Supplied material:
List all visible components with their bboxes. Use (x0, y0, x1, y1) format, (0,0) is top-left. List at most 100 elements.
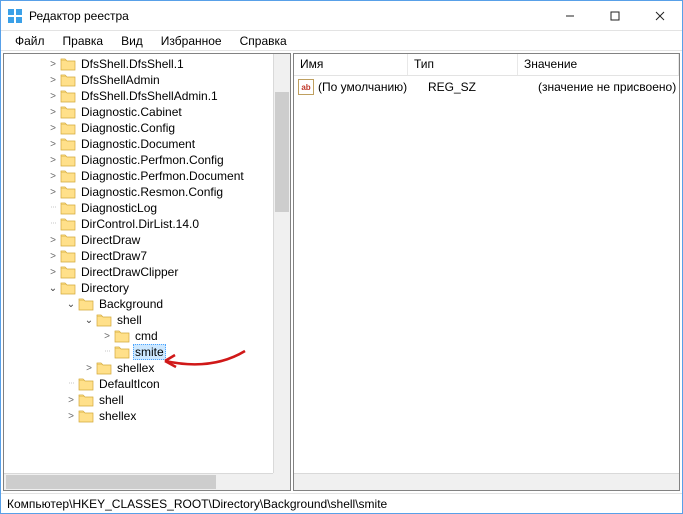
tree-item-label: shell (115, 312, 144, 328)
expander-collapsed-icon[interactable]: > (46, 107, 60, 118)
tree-scrollbar-vertical[interactable] (273, 54, 290, 473)
expander-collapsed-icon[interactable]: > (46, 267, 60, 278)
column-data[interactable]: Значение (518, 54, 679, 75)
column-type[interactable]: Тип (408, 54, 518, 75)
tree-item[interactable]: > DirectDrawClipper (6, 264, 290, 280)
status-path: Компьютер\HKEY_CLASSES_ROOT\Directory\Ba… (7, 497, 387, 511)
expander-expanded-icon[interactable]: ⌄ (64, 299, 78, 310)
statusbar: Компьютер\HKEY_CLASSES_ROOT\Directory\Ba… (1, 493, 682, 513)
expander-collapsed-icon[interactable]: > (64, 411, 78, 422)
column-name[interactable]: Имя (294, 54, 408, 75)
values-pane: Имя Тип Значение ab (По умолчанию) REG_S… (293, 53, 680, 491)
tree-guide: ⋯ (100, 349, 114, 355)
tree-item[interactable]: > Diagnostic.Cabinet (6, 104, 290, 120)
folder-icon (60, 57, 76, 71)
tree-item-label: Diagnostic.Perfmon.Config (79, 152, 226, 168)
scrollbar-thumb[interactable] (6, 475, 216, 489)
close-button[interactable] (637, 1, 682, 30)
tree-scrollbar-horizontal[interactable] (4, 473, 273, 490)
folder-icon (60, 73, 76, 87)
maximize-button[interactable] (592, 1, 637, 30)
folder-icon (60, 265, 76, 279)
expander-collapsed-icon[interactable]: > (46, 187, 60, 198)
string-value-icon: ab (298, 79, 314, 95)
expander-collapsed-icon[interactable]: > (46, 139, 60, 150)
expander-collapsed-icon[interactable]: > (64, 395, 78, 406)
titlebar: Редактор реестра (1, 1, 682, 31)
expander-collapsed-icon[interactable]: > (46, 59, 60, 70)
folder-icon (60, 281, 76, 295)
menubar: Файл Правка Вид Избранное Справка (1, 31, 682, 51)
tree-item[interactable]: ⋯smite (6, 344, 290, 360)
tree-item[interactable]: > DirectDraw7 (6, 248, 290, 264)
tree-item[interactable]: ⋯DefaultIcon (6, 376, 290, 392)
folder-icon (60, 217, 76, 231)
tree-item[interactable]: > Diagnostic.Perfmon.Document (6, 168, 290, 184)
tree-item-label: DfsShell.DfsShellAdmin.1 (79, 88, 220, 104)
tree-item-label: cmd (133, 328, 160, 344)
tree-item-label: DiagnosticLog (79, 200, 159, 216)
menu-favorites[interactable]: Избранное (153, 32, 230, 50)
expander-collapsed-icon[interactable]: > (46, 235, 60, 246)
scrollbar-corner (273, 473, 290, 490)
tree-item[interactable]: > Diagnostic.Perfmon.Config (6, 152, 290, 168)
regedit-icon (7, 8, 23, 24)
registry-tree[interactable]: > DfsShell.DfsShell.1 > DfsShellAdmin > DfsSh… (4, 54, 290, 426)
expander-collapsed-icon[interactable]: > (100, 331, 114, 342)
folder-icon (60, 233, 76, 247)
tree-item-label: DfsShell.DfsShell.1 (79, 56, 186, 72)
tree-item[interactable]: >shellex (6, 408, 290, 424)
expander-collapsed-icon[interactable]: > (46, 75, 60, 86)
folder-icon (114, 329, 130, 343)
tree-item[interactable]: > shellex (6, 360, 290, 376)
menu-edit[interactable]: Правка (55, 32, 112, 50)
tree-item[interactable]: ⌄ shell (6, 312, 290, 328)
folder-icon (60, 169, 76, 183)
tree-item[interactable]: > DfsShell.DfsShellAdmin.1 (6, 88, 290, 104)
tree-item[interactable]: >DirectDraw (6, 232, 290, 248)
menu-help[interactable]: Справка (232, 32, 295, 50)
tree-item-label: shellex (115, 360, 156, 376)
scrollbar-thumb[interactable] (275, 92, 289, 212)
tree-pane: > DfsShell.DfsShell.1 > DfsShellAdmin > DfsSh… (3, 53, 291, 491)
values-scrollbar-horizontal[interactable] (294, 473, 679, 490)
expander-collapsed-icon[interactable]: > (82, 363, 96, 374)
tree-item[interactable]: > DfsShell.DfsShell.1 (6, 56, 290, 72)
expander-expanded-icon[interactable]: ⌄ (46, 283, 60, 294)
folder-icon (60, 105, 76, 119)
tree-item[interactable]: ⌄Directory (6, 280, 290, 296)
folder-icon (60, 201, 76, 215)
tree-item[interactable]: ⌄Background (6, 296, 290, 312)
menu-file[interactable]: Файл (7, 32, 53, 50)
value-name: (По умолчанию) (318, 80, 428, 94)
tree-item-label: Diagnostic.Perfmon.Document (79, 168, 246, 184)
folder-icon (78, 393, 94, 407)
tree-item[interactable]: ⋯DiagnosticLog (6, 200, 290, 216)
tree-item[interactable]: > cmd (6, 328, 290, 344)
tree-item-label: DfsShellAdmin (79, 72, 162, 88)
folder-icon (60, 249, 76, 263)
expander-collapsed-icon[interactable]: > (46, 251, 60, 262)
expander-collapsed-icon[interactable]: > (46, 155, 60, 166)
folder-icon (78, 377, 94, 391)
tree-item-label: DirectDrawClipper (79, 264, 180, 280)
tree-item-label: DirectDraw7 (79, 248, 149, 264)
tree-item[interactable]: >shell (6, 392, 290, 408)
tree-item[interactable]: > DfsShellAdmin (6, 72, 290, 88)
tree-item[interactable]: >Diagnostic.Config (6, 120, 290, 136)
expander-collapsed-icon[interactable]: > (46, 123, 60, 134)
tree-guide: ⋯ (46, 221, 60, 227)
folder-icon (60, 153, 76, 167)
tree-item-label: Diagnostic.Cabinet (79, 104, 184, 120)
tree-item[interactable]: >Diagnostic.Resmon.Config (6, 184, 290, 200)
value-row[interactable]: ab (По умолчанию) REG_SZ (значение не пр… (294, 78, 679, 96)
expander-expanded-icon[interactable]: ⌄ (82, 315, 96, 326)
menu-view[interactable]: Вид (113, 32, 151, 50)
minimize-button[interactable] (547, 1, 592, 30)
expander-collapsed-icon[interactable]: > (46, 171, 60, 182)
tree-item[interactable]: >Diagnostic.Document (6, 136, 290, 152)
expander-collapsed-icon[interactable]: > (46, 91, 60, 102)
folder-icon (60, 89, 76, 103)
value-data: (значение не присвоено) (538, 80, 679, 94)
tree-item[interactable]: ⋯DirControl.DirList.14.0 (6, 216, 290, 232)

Directive: Rewrite every row above, changing "folder-icon" to "folder-glyph" and keeping everything else the same. Leave the pictures out of your answer.

Response to this exercise:
List all visible components with their bboxes. Use (x0, y0, x1, y1) format, (0,0) is top-left. List at most 100 elements.
tree-item-label: shell (115, 312, 144, 328)
expander-collapsed-icon[interactable]: > (46, 107, 60, 118)
tree-scrollbar-vertical[interactable] (273, 54, 290, 473)
expander-collapsed-icon[interactable]: > (46, 267, 60, 278)
column-data[interactable]: Значение (518, 54, 679, 75)
column-type[interactable]: Тип (408, 54, 518, 75)
tree-item[interactable]: > DirectDrawClipper (6, 264, 290, 280)
status-path: Компьютер\HKEY_CLASSES_ROOT\Directory\Ba… (7, 497, 387, 511)
expander-expanded-icon[interactable]: ⌄ (64, 299, 78, 310)
statusbar: Компьютер\HKEY_CLASSES_ROOT\Directory\Ba… (1, 493, 682, 513)
expander-collapsed-icon[interactable]: > (64, 411, 78, 422)
column-name[interactable]: Имя (294, 54, 408, 75)
values-pane: Имя Тип Значение ab (По умолчанию) REG_S… (293, 53, 680, 491)
tree-guide: ⋯ (100, 349, 114, 355)
tree-item[interactable]: > Diagnostic.Cabinet (6, 104, 290, 120)
folder-glyph (60, 57, 76, 71)
tree-item-label: Diagnostic.Perfmon.Config (79, 152, 226, 168)
scrollbar-thumb[interactable] (6, 475, 216, 489)
close-button[interactable] (637, 1, 682, 30)
tree-scrollbar-horizontal[interactable] (4, 473, 273, 490)
folder-glyph (60, 73, 76, 87)
maximize-button[interactable] (592, 1, 637, 30)
folder-glyph (60, 265, 76, 279)
expander-collapsed-icon[interactable]: > (46, 187, 60, 198)
string-value-icon: ab (298, 79, 314, 95)
expander-collapsed-icon[interactable]: > (46, 139, 60, 150)
expander-collapsed-icon[interactable]: > (64, 395, 78, 406)
titlebar: Редактор реестра (1, 1, 682, 31)
expander-collapsed-icon[interactable]: > (46, 59, 60, 70)
folder-glyph (60, 281, 76, 295)
menubar: Файл Правка Вид Избранное Справка (1, 31, 682, 51)
tree-item[interactable]: ⋯smite (6, 344, 290, 360)
tree-item[interactable]: > DirectDraw7 (6, 248, 290, 264)
tree-item[interactable]: ⋯DefaultIcon (6, 376, 290, 392)
folder-glyph (60, 217, 76, 231)
tree-item[interactable]: > Diagnostic.Perfmon.Document (6, 168, 290, 184)
tree-item-label: DfsShell.DfsShellAdmin.1 (79, 88, 220, 104)
tree-item-label: cmd (133, 328, 160, 344)
tree-item-label: DiagnosticLog (79, 200, 159, 216)
menu-favorites[interactable]: Избранное (153, 32, 230, 50)
expander-collapsed-icon[interactable]: > (46, 235, 60, 246)
scrollbar-corner (273, 473, 290, 490)
tree-item[interactable]: > Diagnostic.Perfmon.Config (6, 152, 290, 168)
regedit-icon (7, 8, 23, 24)
registry-tree[interactable]: > DfsShell.DfsShell.1 > DfsShellAdmin > DfsSh… (4, 54, 290, 426)
expander-collapsed-icon[interactable]: > (100, 331, 114, 342)
folder-glyph (60, 233, 76, 247)
tree-item-label: DfsShell.DfsShell.1 (79, 56, 186, 72)
tree-item[interactable]: >shellex (6, 408, 290, 424)
expander-collapsed-icon[interactable]: > (46, 75, 60, 86)
folder-glyph (114, 329, 130, 343)
tree-item[interactable]: > shellex (6, 360, 290, 376)
menu-edit[interactable]: Правка (55, 32, 112, 50)
tree-item[interactable]: ⌄ shell (6, 312, 290, 328)
folder-glyph (60, 169, 76, 183)
tree-item[interactable]: > DfsShell.DfsShellAdmin.1 (6, 88, 290, 104)
tree-item[interactable]: >DirectDraw (6, 232, 290, 248)
menu-help[interactable]: Справка (232, 32, 295, 50)
tree-item-label: shellex (115, 360, 156, 376)
scrollbar-thumb[interactable] (275, 92, 289, 212)
tree-pane: > DfsShell.DfsShell.1 > DfsShellAdmin > DfsSh… (3, 53, 291, 491)
values-scrollbar-horizontal[interactable] (294, 473, 679, 490)
expander-collapsed-icon[interactable]: > (82, 363, 96, 374)
tree-item[interactable]: > DfsShell.DfsShell.1 (6, 56, 290, 72)
expander-expanded-icon[interactable]: ⌄ (46, 283, 60, 294)
folder-glyph (60, 105, 76, 119)
tree-item[interactable]: ⌄Directory (6, 280, 290, 296)
folder-glyph (60, 201, 76, 215)
tree-item[interactable]: ⌄Background (6, 296, 290, 312)
menu-file[interactable]: Файл (7, 32, 53, 50)
value-name: (По умолчанию) (318, 80, 428, 94)
tree-item-label: Diagnostic.Perfmon.Document (79, 168, 246, 184)
folder-glyph (78, 393, 94, 407)
tree-item[interactable]: ⋯DiagnosticLog (6, 200, 290, 216)
tree-item[interactable]: > cmd (6, 328, 290, 344)
tree-item-label: DfsShellAdmin (79, 72, 162, 88)
folder-glyph (60, 249, 76, 263)
expander-collapsed-icon[interactable]: > (46, 251, 60, 262)
expander-collapsed-icon[interactable]: > (46, 155, 60, 166)
folder-glyph (78, 377, 94, 391)
tree-item-label: DirectDrawClipper (79, 264, 180, 280)
tree-item-label: DirectDraw7 (79, 248, 149, 264)
tree-item[interactable]: >shell (6, 392, 290, 408)
tree-item[interactable]: > DfsShellAdmin (6, 72, 290, 88)
tree-item[interactable]: >Diagnostic.Config (6, 120, 290, 136)
expander-collapsed-icon[interactable]: > (46, 123, 60, 134)
tree-guide: ⋯ (46, 221, 60, 227)
folder-glyph (60, 153, 76, 167)
tree-item-label: Diagnostic.Cabinet (79, 104, 184, 120)
tree-item[interactable]: >Diagnostic.Resmon.Config (6, 184, 290, 200)
value-row[interactable]: ab (По умолчанию) REG_SZ (значение не пр… (294, 78, 679, 96)
expander-expanded-icon[interactable]: ⌄ (82, 315, 96, 326)
menu-view[interactable]: Вид (113, 32, 151, 50)
minimize-button[interactable] (547, 1, 592, 30)
expander-collapsed-icon[interactable]: > (46, 171, 60, 182)
tree-item[interactable]: >Diagnostic.Document (6, 136, 290, 152)
expander-collapsed-icon[interactable]: > (46, 91, 60, 102)
folder-glyph (60, 89, 76, 103)
value-data: (значение не присвоено) (538, 80, 679, 94)
tree-item[interactable]: ⋯DirControl.DirList.14.0 (6, 216, 290, 232)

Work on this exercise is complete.